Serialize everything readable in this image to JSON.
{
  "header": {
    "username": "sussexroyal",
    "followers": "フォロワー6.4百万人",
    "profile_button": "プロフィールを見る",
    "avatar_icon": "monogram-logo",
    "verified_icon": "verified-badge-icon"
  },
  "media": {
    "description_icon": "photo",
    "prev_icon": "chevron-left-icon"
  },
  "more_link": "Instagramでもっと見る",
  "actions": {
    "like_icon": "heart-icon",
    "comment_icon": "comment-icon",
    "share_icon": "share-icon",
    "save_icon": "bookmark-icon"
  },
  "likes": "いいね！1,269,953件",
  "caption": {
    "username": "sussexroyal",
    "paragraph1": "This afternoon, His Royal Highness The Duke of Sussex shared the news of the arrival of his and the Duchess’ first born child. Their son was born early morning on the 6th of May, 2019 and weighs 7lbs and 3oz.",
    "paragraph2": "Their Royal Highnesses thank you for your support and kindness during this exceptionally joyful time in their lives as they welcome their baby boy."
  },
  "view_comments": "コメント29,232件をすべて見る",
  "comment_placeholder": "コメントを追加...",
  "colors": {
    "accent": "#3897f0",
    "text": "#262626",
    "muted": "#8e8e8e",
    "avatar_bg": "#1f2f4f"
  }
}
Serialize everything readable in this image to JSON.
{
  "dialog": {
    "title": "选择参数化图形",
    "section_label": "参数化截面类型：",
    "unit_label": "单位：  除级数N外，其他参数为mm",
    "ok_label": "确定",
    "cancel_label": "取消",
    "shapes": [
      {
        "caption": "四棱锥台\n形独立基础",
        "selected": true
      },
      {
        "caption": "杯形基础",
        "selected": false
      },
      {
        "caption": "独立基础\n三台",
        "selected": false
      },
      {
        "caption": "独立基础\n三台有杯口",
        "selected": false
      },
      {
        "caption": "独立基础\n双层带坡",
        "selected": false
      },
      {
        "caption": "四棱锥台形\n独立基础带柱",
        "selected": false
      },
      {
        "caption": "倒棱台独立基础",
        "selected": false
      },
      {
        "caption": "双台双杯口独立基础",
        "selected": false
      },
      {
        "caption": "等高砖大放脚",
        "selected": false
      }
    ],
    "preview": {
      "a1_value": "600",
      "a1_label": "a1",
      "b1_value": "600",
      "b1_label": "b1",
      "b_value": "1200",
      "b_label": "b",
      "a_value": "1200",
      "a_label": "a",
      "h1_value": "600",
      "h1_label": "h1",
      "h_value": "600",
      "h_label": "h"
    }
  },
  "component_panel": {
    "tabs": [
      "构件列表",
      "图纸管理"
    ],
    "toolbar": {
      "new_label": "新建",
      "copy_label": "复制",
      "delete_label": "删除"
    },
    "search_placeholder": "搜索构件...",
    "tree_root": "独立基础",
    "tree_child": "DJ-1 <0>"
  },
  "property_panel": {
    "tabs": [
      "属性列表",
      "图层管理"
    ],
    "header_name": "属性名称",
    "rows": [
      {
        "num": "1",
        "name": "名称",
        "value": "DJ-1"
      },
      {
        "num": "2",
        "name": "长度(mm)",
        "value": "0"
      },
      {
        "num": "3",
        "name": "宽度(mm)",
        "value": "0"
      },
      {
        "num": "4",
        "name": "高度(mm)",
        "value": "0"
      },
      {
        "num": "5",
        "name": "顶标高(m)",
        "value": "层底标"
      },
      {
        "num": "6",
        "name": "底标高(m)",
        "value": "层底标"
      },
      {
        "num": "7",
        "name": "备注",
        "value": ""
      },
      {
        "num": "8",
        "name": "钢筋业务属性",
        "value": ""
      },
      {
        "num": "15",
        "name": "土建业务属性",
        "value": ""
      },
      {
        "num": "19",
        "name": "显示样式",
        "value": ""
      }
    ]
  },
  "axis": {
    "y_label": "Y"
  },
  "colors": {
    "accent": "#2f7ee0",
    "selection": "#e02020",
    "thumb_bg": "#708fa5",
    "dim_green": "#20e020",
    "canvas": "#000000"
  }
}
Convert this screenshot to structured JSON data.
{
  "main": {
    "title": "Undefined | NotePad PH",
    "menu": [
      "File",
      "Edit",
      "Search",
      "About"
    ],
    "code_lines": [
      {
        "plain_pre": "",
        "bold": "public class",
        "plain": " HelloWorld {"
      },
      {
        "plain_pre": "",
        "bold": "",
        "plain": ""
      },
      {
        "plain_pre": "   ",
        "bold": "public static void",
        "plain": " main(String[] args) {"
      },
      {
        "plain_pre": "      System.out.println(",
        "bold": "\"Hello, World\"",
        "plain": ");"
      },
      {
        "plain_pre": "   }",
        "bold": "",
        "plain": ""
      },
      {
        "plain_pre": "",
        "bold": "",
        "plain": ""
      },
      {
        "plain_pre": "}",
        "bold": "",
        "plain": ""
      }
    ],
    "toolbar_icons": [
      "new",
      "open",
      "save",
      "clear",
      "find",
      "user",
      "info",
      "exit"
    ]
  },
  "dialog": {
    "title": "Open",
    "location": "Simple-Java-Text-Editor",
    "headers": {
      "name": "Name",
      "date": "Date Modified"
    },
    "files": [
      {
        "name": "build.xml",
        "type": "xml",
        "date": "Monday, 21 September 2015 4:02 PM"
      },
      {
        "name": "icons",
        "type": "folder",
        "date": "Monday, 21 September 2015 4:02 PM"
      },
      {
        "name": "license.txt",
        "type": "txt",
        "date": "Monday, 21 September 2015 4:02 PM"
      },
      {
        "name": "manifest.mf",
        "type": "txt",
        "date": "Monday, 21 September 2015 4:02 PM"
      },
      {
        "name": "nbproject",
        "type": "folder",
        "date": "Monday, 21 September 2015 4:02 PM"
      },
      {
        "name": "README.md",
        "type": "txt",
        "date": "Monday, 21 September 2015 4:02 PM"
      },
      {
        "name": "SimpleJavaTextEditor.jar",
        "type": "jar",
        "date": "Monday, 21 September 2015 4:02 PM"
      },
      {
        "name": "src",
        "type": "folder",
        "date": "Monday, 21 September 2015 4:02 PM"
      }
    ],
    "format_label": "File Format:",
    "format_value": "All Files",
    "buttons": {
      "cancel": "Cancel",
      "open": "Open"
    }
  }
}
+--
Retype all the material above precisely, with no line left out.

Serialize everything readable in this image to JSON.
{
  "header": {
    "username": "sussexroyal",
    "followers": "フォロワー6.4百万人",
    "profile_button": "プロフィールを見る",
    "avatar_icon": "monogram-logo",
    "verified_icon": "verified-badge-icon"
  },
  "media": {
    "description_icon": "photo",
    "prev_icon": "chevron-left-icon"
  },
  "more_link": "Instagramでもっと見る",
  "actions": {
    "like_icon": "heart-icon",
    "comment_icon": "comment-icon",
    "share_icon": "share-icon",
    "save_icon": "bookmark-icon"
  },
  "likes": "いいね！1,269,953件",
  "caption": {
    "username": "sussexroyal",
    "paragraph1": "This afternoon, His Royal Highness The Duke of Sussex shared the news of the arrival of his and the Duchess’ first born child. Their son was born early morning on the 6th of May, 2019 and weighs 7lbs and 3oz.",
    "paragraph2": "Their Royal Highnesses thank you for your support and kindness during this exceptionally joyful time in their lives as they welcome their baby boy."
  },
  "view_comments": "コメント29,232件をすべて見る",
  "comment_placeholder": "コメントを追加...",
  "colors": {
    "accent": "#3897f0",
    "text": "#262626",
    "muted": "#8e8e8e",
    "avatar_bg": "#1f2f4f"
  }
}
Serialize everything readable in this image to JSON.
{
  "dialog": {
    "title": "选择参数化图形",
    "section_label": "参数化截面类型：",
    "unit_label": "单位：  除级数N外，其他参数为mm",
    "ok_label": "确定",
    "cancel_label": "取消",
    "shapes": [
      {
        "caption": "四棱锥台\n形独立基础",
        "selected": true
      },
      {
        "caption": "杯形基础",
        "selected": false
      },
      {
        "caption": "独立基础\n三台",
        "selected": false
      },
      {
        "caption": "独立基础\n三台有杯口",
        "selected": false
      },
      {
        "caption": "独立基础\n双层带坡",
        "selected": false
      },
      {
        "caption": "四棱锥台形\n独立基础带柱",
        "selected": false
      },
      {
        "caption": "倒棱台独立基础",
        "selected": false
      },
      {
        "caption": "双台双杯口独立基础",
        "selected": false
      },
      {
        "caption": "等高砖大放脚",
        "selected": false
      }
    ],
    "preview": {
      "a1_value": "600",
      "a1_label": "a1",
      "b1_value": "600",
      "b1_label": "b1",
      "b_value": "1200",
      "b_label": "b",
      "a_value": "1200",
      "a_label": "a",
      "h1_value": "600",
      "h1_label": "h1",
      "h_value": "600",
      "h_label": "h"
    }
  },
  "component_panel": {
    "tabs": [
      "构件列表",
      "图纸管理"
    ],
    "toolbar": {
      "new_label": "新建",
      "copy_label": "复制",
      "delete_label": "删除"
    },
    "search_placeholder": "搜索构件...",
    "tree_root": "独立基础",
    "tree_child": "DJ-1 <0>"
  },
  "property_panel": {
    "tabs": [
      "属性列表",
      "图层管理"
    ],
    "header_name": "属性名称",
    "rows": [
      {
        "num": "1",
        "name": "名称",
        "value": "DJ-1"
      },
      {
        "num": "2",
        "name": "长度(mm)",
        "value": "0"
      },
      {
        "num": "3",
        "name": "宽度(mm)",
        "value": "0"
      },
      {
        "num": "4",
        "name": "高度(mm)",
        "value": "0"
      },
      {
        "num": "5",
        "name": "顶标高(m)",
        "value": "层底标"
      },
      {
        "num": "6",
        "name": "底标高(m)",
        "value": "层底标"
      },
      {
        "num": "7",
        "name": "备注",
        "value": ""
      },
      {
        "num": "8",
        "name": "钢筋业务属性",
        "value": ""
      },
      {
        "num": "15",
        "name": "土建业务属性",
        "value": ""
      },
      {
        "num": "19",
        "name": "显示样式",
        "value": ""
      }
    ]
  },
  "axis": {
    "y_label": "Y"
  },
  "colors": {
    "accent": "#2f7ee0",
    "selection": "#e02020",
    "thumb_bg": "#708fa5",
    "dim_green": "#20e020",
    "canvas": "#000000"
  }
}
Convert this screenshot to structured JSON data.
{
  "main": {
    "title": "Undefined | NotePad PH",
    "menu": [
      "File",
      "Edit",
      "Search",
      "About"
    ],
    "code_lines": [
      {
        "plain_pre": "",
        "bold": "public class",
        "plain": " HelloWorld {"
      },
      {
        "plain_pre": "",
        "bold": "",
        "plain": ""
      },
      {
        "plain_pre": "   ",
        "bold": "public static void",
        "plain": " main(String[] args) {"
      },
      {
        "plain_pre": "      System.out.println(",
        "bold": "\"Hello, World\"",
        "plain": ");"
      },
      {
        "plain_pre": "   }",
        "bold": "",
        "plain": ""
      },
      {
        "plain_pre": "",
        "bold": "",
        "plain": ""
      },
      {
        "plain_pre": "}",
        "bold": "",
        "plain": ""
      }
    ],
    "toolbar_icons": [
      "new",
      "open",
      "save",
      "clear",
      "find",
      "user",
      "info",
      "exit"
    ]
  },
  "dialog": {
    "title": "Open",
    "location": "Simple-Java-Text-Editor",
    "headers": {
      "name": "Name",
      "date": "Date Modified"
    },
    "files": [
      {
        "name": "build.xml",
        "type": "xml",
        "date": "Monday, 21 September 2015 4:02 PM"
      },
      {
        "name": "icons",
        "type": "folder",
        "date": "Monday, 21 September 2015 4:02 PM"
      },
      {
        "name": "license.txt",
        "type": "txt",
        "date": "Monday, 21 September 2015 4:02 PM"
      },
      {
        "name": "manifest.mf",
        "type": "txt",
        "date": "Monday, 21 September 2015 4:02 PM"
      },
      {
        "name": "nbproject",
        "type": "folder",
        "date": "Monday, 21 September 2015 4:02 PM"
      },
      {
        "name": "README.md",
        "type": "txt",
        "date": "Monday, 21 September 2015 4:02 PM"
      },
      {
        "name": "SimpleJavaTextEditor.jar",
        "type": "jar",
        "date": "Monday, 21 September 2015 4:02 PM"
      },
      {
        "name": "src",
        "type": "folder",
        "date": "Monday, 21 September 2015 4:02 PM"
      }
    ],
    "format_label": "File Format:",
    "format_value": "All Files",
    "buttons": {
      "cancel": "Cancel",
      "open": "Open"
    }
  }
}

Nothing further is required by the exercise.